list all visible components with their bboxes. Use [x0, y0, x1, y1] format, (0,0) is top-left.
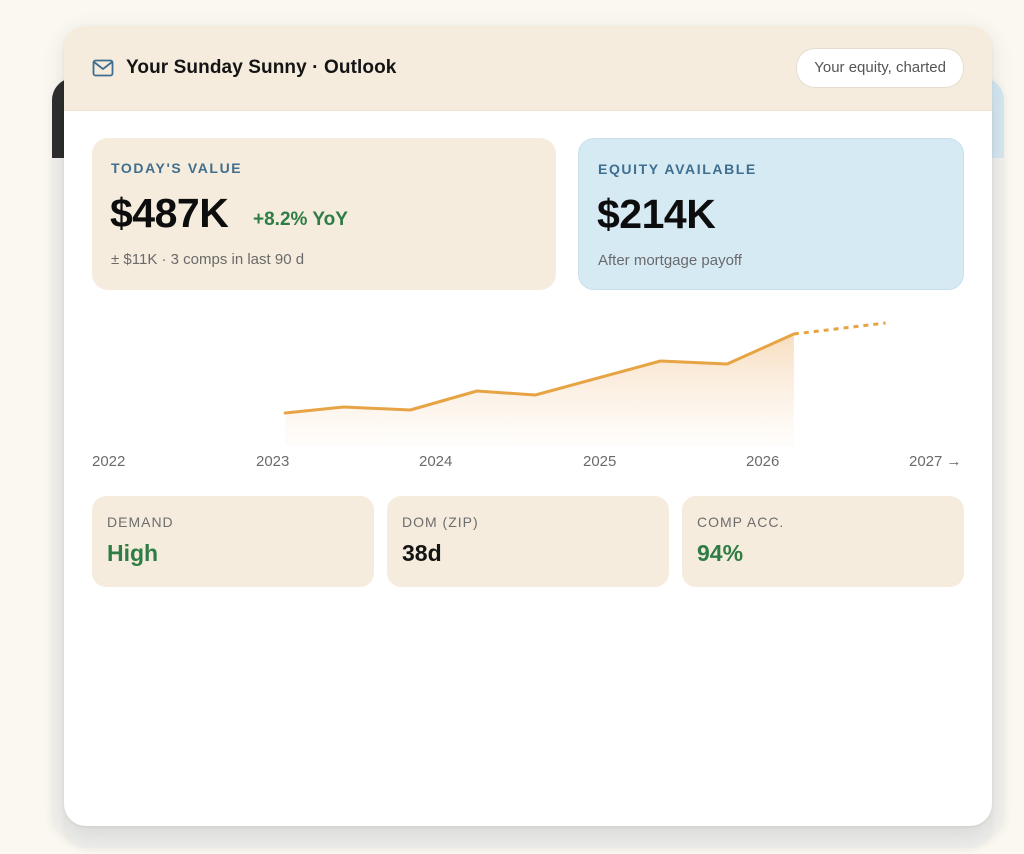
- yoy-change: +8.2% YoY: [253, 209, 348, 230]
- stat-comp-accuracy: COMP ACC. 94%: [682, 496, 964, 587]
- x-tick-2027: 2027 →: [909, 453, 962, 470]
- stat-value: 94%: [697, 540, 744, 566]
- stat-label: DOM (ZIP): [402, 514, 479, 530]
- equity-chart: [283, 321, 886, 446]
- stat-value: 38d: [402, 540, 442, 566]
- todays-value-label: TODAY'S VALUE: [111, 160, 243, 176]
- email-subject: Your Sunday Sunny · Outlook: [126, 57, 397, 78]
- card-header: Your Sunday Sunny · Outlook Your equity,…: [64, 26, 992, 111]
- x-tick-2025: 2025: [583, 453, 617, 470]
- x-tick-2022: 2022: [92, 453, 126, 470]
- x-tick-2026: 2026: [746, 453, 780, 470]
- stat-dom: DOM (ZIP) 38d: [387, 496, 669, 587]
- todays-value-panel: TODAY'S VALUE $487K +8.2% YoY ± $11K · 3…: [92, 138, 556, 290]
- stat-value: High: [107, 540, 159, 566]
- email-card: Your Sunday Sunny · Outlook Your equity,…: [64, 26, 992, 826]
- chart-line-history: [283, 332, 796, 415]
- mail-icon: [92, 59, 114, 77]
- x-tick-2024: 2024: [419, 453, 453, 470]
- equity-charted-pill[interactable]: Your equity, charted: [796, 48, 964, 88]
- stat-label: DEMAND: [107, 514, 174, 530]
- value-range-note: ± $11K · 3 comps in last 90 d: [111, 251, 305, 268]
- todays-value-amount: $487K: [110, 190, 229, 236]
- stat-demand: DEMAND High: [92, 496, 374, 587]
- x-tick-2023: 2023: [256, 453, 290, 470]
- equity-available-label: EQUITY AVAILABLE: [598, 161, 757, 177]
- equity-note: After mortgage payoff: [598, 252, 742, 269]
- equity-available-panel: EQUITY AVAILABLE $214K After mortgage pa…: [578, 138, 964, 290]
- chart-line-forecast: [793, 321, 886, 336]
- equity-available-amount: $214K: [597, 191, 716, 237]
- stat-label: COMP ACC.: [697, 514, 785, 530]
- chart-area-fill: [285, 334, 794, 446]
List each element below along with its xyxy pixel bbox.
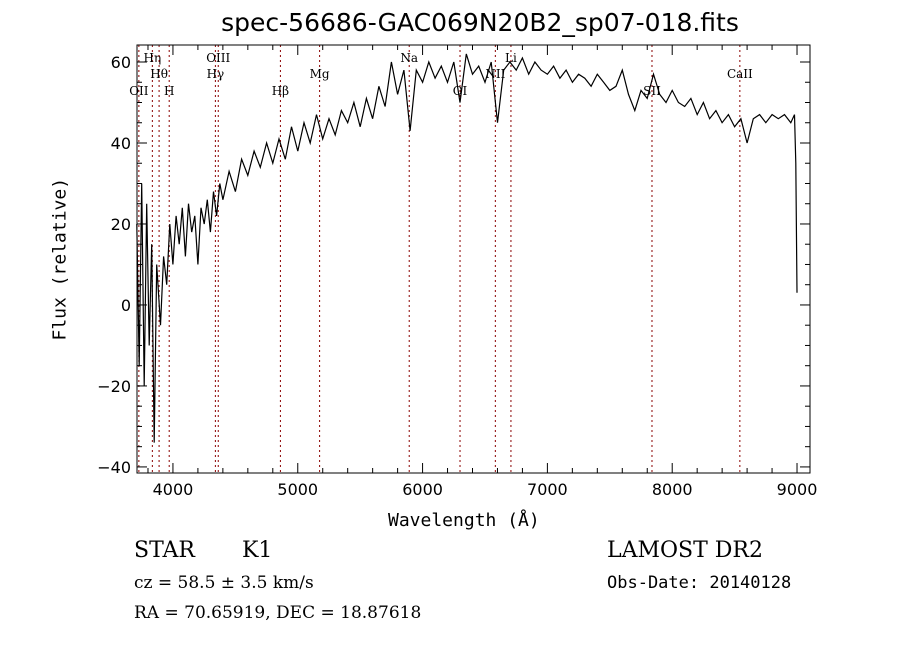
y-tick-label: 0 (121, 296, 131, 315)
object-class: STAR (134, 538, 195, 563)
line-label: Hβ (272, 84, 289, 98)
chart-title: spec-56686-GAC069N20B2_sp07-018.fits (221, 8, 739, 37)
line-label: Hη (144, 51, 162, 65)
y-axis-label: Flux (relative) (49, 177, 71, 341)
y-tick-label: −20 (97, 377, 131, 396)
redshift-velocity: cz = 58.5 ± 3.5 km/s (134, 573, 314, 593)
observation-date: Obs-Date: 20140128 (607, 573, 792, 593)
line-label: CaII (727, 67, 753, 81)
x-axis-label: Wavelength (Å) (388, 510, 540, 531)
object-subclass: K1 (242, 538, 273, 563)
spectrum-line (136, 53, 798, 443)
line-label: H (164, 84, 174, 98)
line-label: Na (400, 51, 418, 65)
line-label: Hθ (150, 67, 168, 81)
line-label: OIII (206, 51, 230, 65)
x-tick-label: 8000 (652, 480, 693, 499)
x-tick-label: 9000 (777, 480, 818, 499)
plot-frame (136, 44, 811, 474)
line-label: OI (453, 84, 468, 98)
x-tick-label: 7000 (527, 480, 568, 499)
y-tick-label: 60 (111, 53, 131, 72)
line-label: Mg (310, 67, 330, 81)
survey-name: LAMOST DR2 (607, 538, 763, 563)
line-label: Hγ (207, 67, 225, 81)
x-tick-label: 4000 (153, 480, 194, 499)
line-label: NII (485, 67, 505, 81)
coordinates: RA = 70.65919, DEC = 18.87618 (134, 603, 422, 623)
y-tick-label: −40 (97, 458, 131, 477)
line-label: Li (505, 51, 517, 65)
x-tick-label: 5000 (277, 480, 318, 499)
y-tick-label: 40 (111, 134, 131, 153)
y-tick-label: 20 (111, 215, 131, 234)
line-label: OII (129, 84, 149, 98)
x-tick-label: 6000 (402, 480, 443, 499)
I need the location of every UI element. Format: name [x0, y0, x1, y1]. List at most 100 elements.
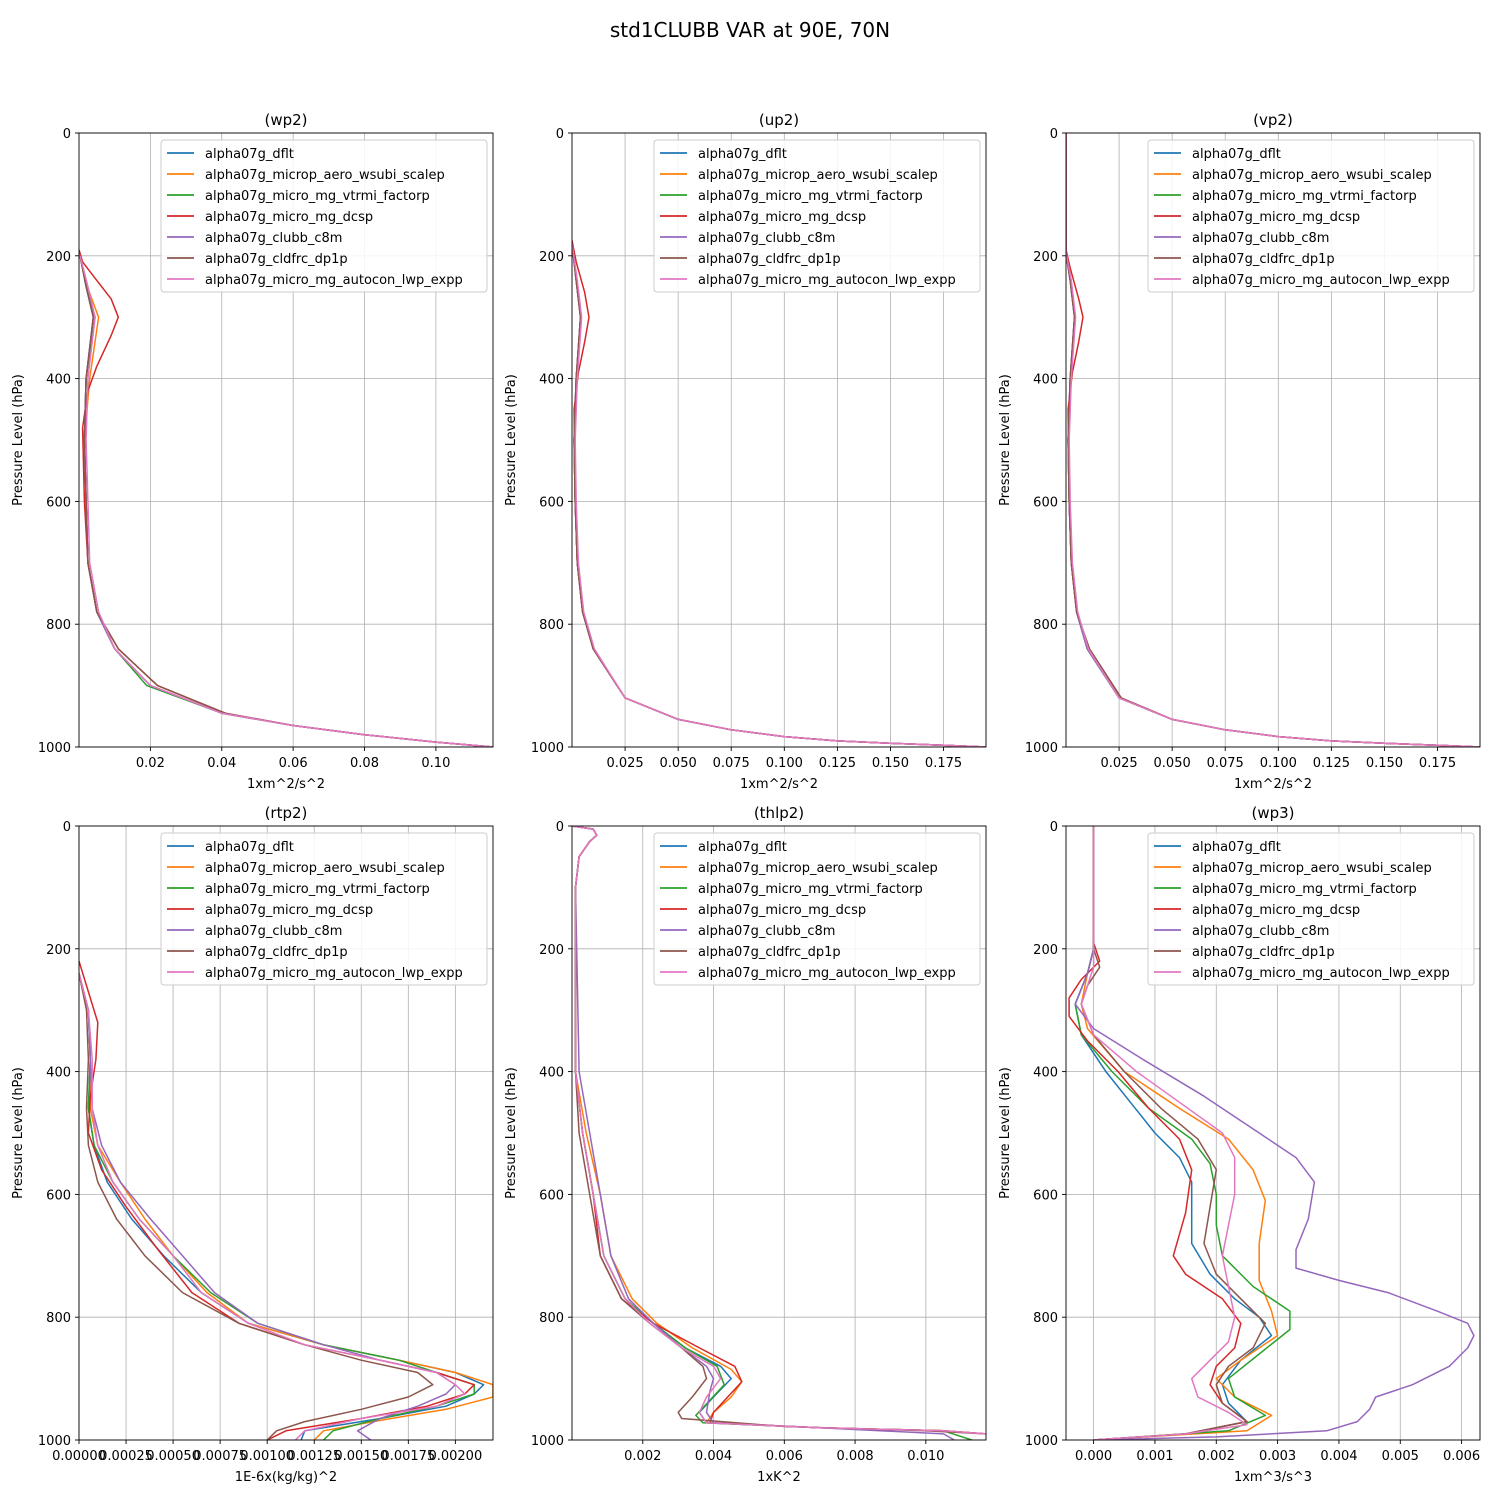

::::

Written instruction:
Copy every line above word for word, leaving out the pictures.

The reply:
list all visible components with their bboxes. Use [x0, y0, x1, y1] format, (0,0) is top-left.
- yoy-change: +8.2% YoY: [253, 209, 348, 230]
- stat-comp-accuracy: COMP ACC. 94%: [682, 496, 964, 587]
- x-tick-2027: 2027 →: [909, 453, 962, 470]
- stat-value: 94%: [697, 540, 744, 566]
- stat-label: DOM (ZIP): [402, 514, 479, 530]
- equity-chart: [283, 321, 886, 446]
- stat-value: 38d: [402, 540, 442, 566]
- todays-value-label: TODAY'S VALUE: [111, 160, 243, 176]
- email-subject: Your Sunday Sunny · Outlook: [126, 57, 397, 78]
- card-header: Your Sunday Sunny · Outlook Your equity,…: [64, 26, 992, 111]
- x-tick-2025: 2025: [583, 453, 617, 470]
- x-tick-2022: 2022: [92, 453, 126, 470]
- x-tick-2026: 2026: [746, 453, 780, 470]
- stat-dom: DOM (ZIP) 38d: [387, 496, 669, 587]
- todays-value-panel: TODAY'S VALUE $487K +8.2% YoY ± $11K · 3…: [92, 138, 556, 290]
- stat-value: High: [107, 540, 159, 566]
- email-card: Your Sunday Sunny · Outlook Your equity,…: [64, 26, 992, 826]
- chart-line-history: [283, 332, 796, 415]
- mail-icon: [92, 59, 114, 77]
- x-tick-2024: 2024: [419, 453, 453, 470]
- equity-charted-pill[interactable]: Your equity, charted: [796, 48, 964, 88]
- stat-label: DEMAND: [107, 514, 174, 530]
- value-range-note: ± $11K · 3 comps in last 90 d: [111, 251, 305, 268]
- todays-value-amount: $487K: [110, 190, 229, 236]
- stat-demand: DEMAND High: [92, 496, 374, 587]
- x-tick-2023: 2023: [256, 453, 290, 470]
- equity-available-label: EQUITY AVAILABLE: [598, 161, 757, 177]
- equity-note: After mortgage payoff: [598, 252, 742, 269]
- equity-available-panel: EQUITY AVAILABLE $214K After mortgage pa…: [578, 138, 964, 290]
- chart-line-forecast: [793, 321, 886, 336]
- equity-available-amount: $214K: [597, 191, 716, 237]
- stat-label: COMP ACC.: [697, 514, 785, 530]
- chart-area-fill: [285, 334, 794, 446]
List each element below along with its xyxy pixel bbox.
y-tick-label: 0 (121, 296, 131, 315)
object-class: STAR (134, 538, 195, 563)
line-label: Hβ (272, 84, 289, 98)
chart-title: spec-56686-GAC069N20B2_sp07-018.fits (221, 8, 739, 37)
line-label: Hη (144, 51, 162, 65)
y-axis-label: Flux (relative) (49, 177, 71, 341)
y-tick-label: −20 (97, 377, 131, 396)
redshift-velocity: cz = 58.5 ± 3.5 km/s (134, 573, 314, 593)
observation-date: Obs-Date: 20140128 (607, 573, 792, 593)
line-label: CaII (727, 67, 753, 81)
x-axis-label: Wavelength (Å) (388, 510, 540, 531)
object-subclass: K1 (242, 538, 273, 563)
spectrum-line (136, 53, 798, 443)
line-label: H (164, 84, 174, 98)
line-label: Na (400, 51, 418, 65)
line-label: Hθ (150, 67, 168, 81)
line-label: OIII (206, 51, 230, 65)
x-tick-label: 8000 (652, 480, 693, 499)
x-tick-label: 9000 (777, 480, 818, 499)
plot-frame (136, 44, 811, 474)
line-label: OI (453, 84, 468, 98)
x-tick-label: 7000 (527, 480, 568, 499)
y-tick-label: 60 (111, 53, 131, 72)
line-label: Mg (310, 67, 330, 81)
survey-name: LAMOST DR2 (607, 538, 763, 563)
line-label: Hγ (207, 67, 225, 81)
x-tick-label: 4000 (153, 480, 194, 499)
line-label: NII (485, 67, 505, 81)
coordinates: RA = 70.65919, DEC = 18.87618 (134, 603, 422, 623)
y-tick-label: −40 (97, 458, 131, 477)
line-label: Li (505, 51, 517, 65)
x-tick-label: 5000 (277, 480, 318, 499)
y-tick-label: 40 (111, 134, 131, 153)
y-tick-label: 20 (111, 215, 131, 234)
line-label: OII (129, 84, 149, 98)
x-tick-label: 6000 (402, 480, 443, 499)
I need the location of every UI element. Format: name [x0, y0, x1, y1]. List at most 100 elements.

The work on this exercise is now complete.